-- TASK PROMPT --
Copy every line from the records below that holds the word "will".

Collected data entries
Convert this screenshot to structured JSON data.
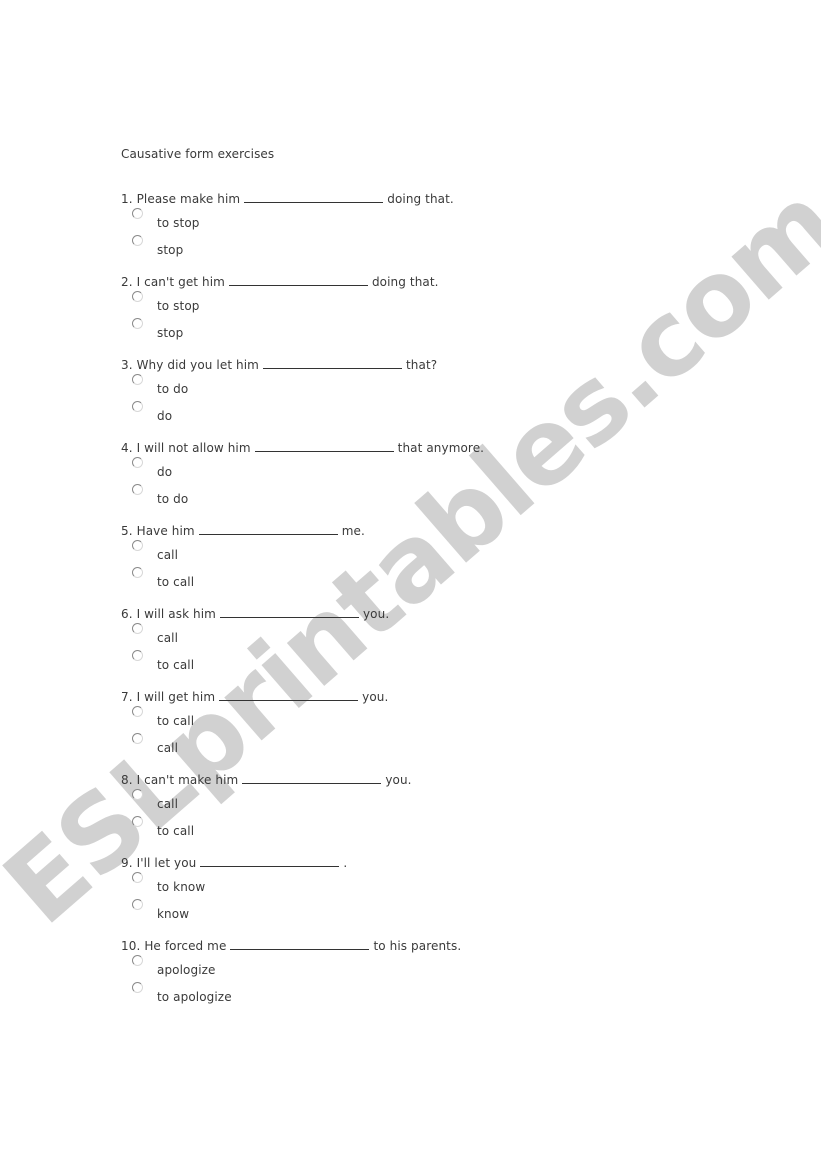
{
  "document": {
    "title": "Causative form exercises",
    "watermark": "ESLprintables.com"
  },
  "questions": [
    {
      "number": "1.",
      "before": "Please make him",
      "after": "doing that.",
      "options": [
        "to stop",
        "stop"
      ]
    },
    {
      "number": "2.",
      "before": "I can't get him",
      "after": "doing that.",
      "options": [
        "to stop",
        "stop"
      ]
    },
    {
      "number": "3.",
      "before": "Why did you let him",
      "after": "that?",
      "options": [
        "to do",
        "do"
      ]
    },
    {
      "number": "4.",
      "before": "I will not allow him",
      "after": "that anymore.",
      "options": [
        "do",
        "to do"
      ]
    },
    {
      "number": "5.",
      "before": "Have him",
      "after": "me.",
      "options": [
        "call",
        "to call"
      ]
    },
    {
      "number": "6.",
      "before": "I will ask him",
      "after": "you.",
      "options": [
        "call",
        "to call"
      ]
    },
    {
      "number": "7.",
      "before": "I will get him",
      "after": "you.",
      "options": [
        "to call",
        "call"
      ]
    },
    {
      "number": "8.",
      "before": "I can't make him",
      "after": "you.",
      "options": [
        "call",
        "to call"
      ]
    },
    {
      "number": "9.",
      "before": "I'll let you",
      "after": ".",
      "options": [
        "to know",
        "know"
      ]
    },
    {
      "number": "10.",
      "before": "He forced me",
      "after": "to his parents.",
      "options": [
        "apologize",
        "to apologize"
      ]
    }
  ]
}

-- SOLVED EXERCISE --
      "before": "I will not allow him",
      "before": "I will ask him",
      "before": "I will get him",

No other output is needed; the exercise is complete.